Records follow. Copy every line with "this".

Data extracted from a collection:
----------------
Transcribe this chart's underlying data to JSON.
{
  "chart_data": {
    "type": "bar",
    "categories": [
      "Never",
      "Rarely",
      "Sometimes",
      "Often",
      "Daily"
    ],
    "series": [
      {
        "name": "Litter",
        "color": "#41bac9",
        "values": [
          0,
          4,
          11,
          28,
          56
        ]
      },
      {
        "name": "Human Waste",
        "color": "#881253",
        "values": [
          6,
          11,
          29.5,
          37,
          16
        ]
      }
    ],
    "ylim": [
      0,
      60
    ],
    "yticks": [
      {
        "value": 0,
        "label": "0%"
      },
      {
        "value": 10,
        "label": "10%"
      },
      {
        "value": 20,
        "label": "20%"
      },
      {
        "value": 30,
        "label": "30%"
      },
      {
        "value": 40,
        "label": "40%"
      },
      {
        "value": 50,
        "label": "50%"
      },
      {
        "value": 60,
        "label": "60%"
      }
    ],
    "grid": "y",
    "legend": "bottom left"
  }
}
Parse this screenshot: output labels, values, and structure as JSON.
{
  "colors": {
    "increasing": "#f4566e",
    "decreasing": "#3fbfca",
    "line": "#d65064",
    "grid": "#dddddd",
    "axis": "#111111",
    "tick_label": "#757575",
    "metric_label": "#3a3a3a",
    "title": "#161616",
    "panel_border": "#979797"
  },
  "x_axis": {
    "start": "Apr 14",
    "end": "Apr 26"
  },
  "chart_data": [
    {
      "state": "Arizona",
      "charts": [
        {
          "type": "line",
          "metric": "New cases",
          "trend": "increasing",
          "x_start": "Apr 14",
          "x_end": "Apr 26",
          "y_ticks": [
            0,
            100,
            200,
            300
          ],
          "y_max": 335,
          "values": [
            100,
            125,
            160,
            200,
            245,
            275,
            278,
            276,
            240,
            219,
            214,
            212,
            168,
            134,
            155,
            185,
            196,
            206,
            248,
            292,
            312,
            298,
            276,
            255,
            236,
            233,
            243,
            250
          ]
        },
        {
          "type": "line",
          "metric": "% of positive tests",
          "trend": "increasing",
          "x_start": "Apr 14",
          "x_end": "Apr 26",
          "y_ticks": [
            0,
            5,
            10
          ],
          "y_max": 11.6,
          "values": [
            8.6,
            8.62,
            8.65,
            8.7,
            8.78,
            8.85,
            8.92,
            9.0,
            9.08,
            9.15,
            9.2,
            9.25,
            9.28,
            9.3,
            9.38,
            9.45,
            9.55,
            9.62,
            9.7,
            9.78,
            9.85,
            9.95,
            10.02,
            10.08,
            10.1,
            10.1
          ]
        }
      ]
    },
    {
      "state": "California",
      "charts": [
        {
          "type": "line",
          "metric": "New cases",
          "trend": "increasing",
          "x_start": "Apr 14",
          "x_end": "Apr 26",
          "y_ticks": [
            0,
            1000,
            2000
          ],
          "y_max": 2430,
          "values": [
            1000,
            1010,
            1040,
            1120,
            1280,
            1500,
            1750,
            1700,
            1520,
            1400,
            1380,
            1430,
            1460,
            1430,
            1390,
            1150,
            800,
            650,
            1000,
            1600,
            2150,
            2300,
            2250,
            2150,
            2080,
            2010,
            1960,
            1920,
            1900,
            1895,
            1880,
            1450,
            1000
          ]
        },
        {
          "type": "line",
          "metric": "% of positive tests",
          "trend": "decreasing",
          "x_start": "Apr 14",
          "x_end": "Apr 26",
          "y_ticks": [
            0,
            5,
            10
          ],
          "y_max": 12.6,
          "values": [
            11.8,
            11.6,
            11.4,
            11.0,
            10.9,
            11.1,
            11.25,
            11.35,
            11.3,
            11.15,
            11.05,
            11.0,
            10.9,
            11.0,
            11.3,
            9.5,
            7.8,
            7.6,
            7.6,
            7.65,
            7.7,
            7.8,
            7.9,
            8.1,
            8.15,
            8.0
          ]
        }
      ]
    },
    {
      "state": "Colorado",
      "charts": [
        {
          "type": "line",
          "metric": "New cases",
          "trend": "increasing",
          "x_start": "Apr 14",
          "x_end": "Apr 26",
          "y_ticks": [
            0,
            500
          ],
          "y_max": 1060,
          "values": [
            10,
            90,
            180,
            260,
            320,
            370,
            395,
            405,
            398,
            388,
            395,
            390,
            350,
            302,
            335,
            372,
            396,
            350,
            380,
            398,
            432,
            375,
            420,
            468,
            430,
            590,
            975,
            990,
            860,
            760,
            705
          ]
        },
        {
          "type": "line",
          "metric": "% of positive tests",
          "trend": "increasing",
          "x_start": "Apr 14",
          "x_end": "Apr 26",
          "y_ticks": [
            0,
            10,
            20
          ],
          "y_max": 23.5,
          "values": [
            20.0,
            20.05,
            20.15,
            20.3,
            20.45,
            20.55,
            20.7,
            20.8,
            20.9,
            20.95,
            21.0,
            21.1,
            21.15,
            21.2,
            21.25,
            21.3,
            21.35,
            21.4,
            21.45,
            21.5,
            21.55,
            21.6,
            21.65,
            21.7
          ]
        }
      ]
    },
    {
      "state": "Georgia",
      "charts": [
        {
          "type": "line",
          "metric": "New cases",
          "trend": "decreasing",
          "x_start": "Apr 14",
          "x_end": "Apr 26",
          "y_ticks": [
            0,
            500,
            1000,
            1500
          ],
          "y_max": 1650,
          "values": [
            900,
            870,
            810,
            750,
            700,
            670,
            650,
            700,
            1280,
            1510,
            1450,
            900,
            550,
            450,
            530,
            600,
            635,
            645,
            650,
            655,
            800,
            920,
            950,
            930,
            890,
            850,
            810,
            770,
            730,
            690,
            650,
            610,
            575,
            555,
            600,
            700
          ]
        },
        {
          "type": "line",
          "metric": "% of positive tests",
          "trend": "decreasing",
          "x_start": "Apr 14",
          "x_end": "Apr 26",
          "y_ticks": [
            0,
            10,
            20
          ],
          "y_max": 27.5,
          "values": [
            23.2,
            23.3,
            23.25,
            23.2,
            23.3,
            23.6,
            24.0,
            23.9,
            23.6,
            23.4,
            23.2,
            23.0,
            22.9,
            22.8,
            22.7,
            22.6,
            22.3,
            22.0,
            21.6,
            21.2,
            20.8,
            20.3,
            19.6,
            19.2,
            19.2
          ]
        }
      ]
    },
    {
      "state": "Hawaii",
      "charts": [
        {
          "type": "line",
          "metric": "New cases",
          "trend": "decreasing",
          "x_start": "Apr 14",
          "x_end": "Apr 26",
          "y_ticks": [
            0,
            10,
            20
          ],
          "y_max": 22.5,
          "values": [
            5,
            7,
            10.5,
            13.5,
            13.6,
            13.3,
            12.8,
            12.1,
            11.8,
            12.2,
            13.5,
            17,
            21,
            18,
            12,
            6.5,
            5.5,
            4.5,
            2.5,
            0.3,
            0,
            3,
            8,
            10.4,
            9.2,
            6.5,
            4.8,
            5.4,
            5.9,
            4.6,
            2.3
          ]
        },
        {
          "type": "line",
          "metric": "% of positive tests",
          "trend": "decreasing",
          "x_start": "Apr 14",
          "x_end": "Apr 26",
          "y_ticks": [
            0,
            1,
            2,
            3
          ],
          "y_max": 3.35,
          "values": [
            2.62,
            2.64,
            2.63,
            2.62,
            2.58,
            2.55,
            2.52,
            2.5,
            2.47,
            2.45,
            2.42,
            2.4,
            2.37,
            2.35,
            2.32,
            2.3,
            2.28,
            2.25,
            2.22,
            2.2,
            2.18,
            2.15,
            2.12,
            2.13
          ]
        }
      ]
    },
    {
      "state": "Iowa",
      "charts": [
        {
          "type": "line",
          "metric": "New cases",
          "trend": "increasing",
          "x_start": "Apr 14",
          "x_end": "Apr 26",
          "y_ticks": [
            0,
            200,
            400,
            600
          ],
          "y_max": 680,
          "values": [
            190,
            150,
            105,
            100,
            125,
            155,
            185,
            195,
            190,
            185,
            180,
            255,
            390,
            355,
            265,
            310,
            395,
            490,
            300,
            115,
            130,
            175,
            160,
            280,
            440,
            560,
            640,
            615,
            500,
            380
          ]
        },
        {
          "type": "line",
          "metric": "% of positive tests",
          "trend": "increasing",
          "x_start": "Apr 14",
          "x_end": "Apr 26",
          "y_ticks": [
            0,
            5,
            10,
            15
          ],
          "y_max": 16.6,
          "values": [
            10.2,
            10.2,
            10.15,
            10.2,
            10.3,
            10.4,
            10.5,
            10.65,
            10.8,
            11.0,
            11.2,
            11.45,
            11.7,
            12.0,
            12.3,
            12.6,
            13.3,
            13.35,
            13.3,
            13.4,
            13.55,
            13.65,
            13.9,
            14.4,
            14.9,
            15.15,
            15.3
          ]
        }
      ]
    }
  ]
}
----------------
Right answer:
Transcribe this chart's underlying data to JSON.
Parse this screenshot: output labels, values, and structure as JSON.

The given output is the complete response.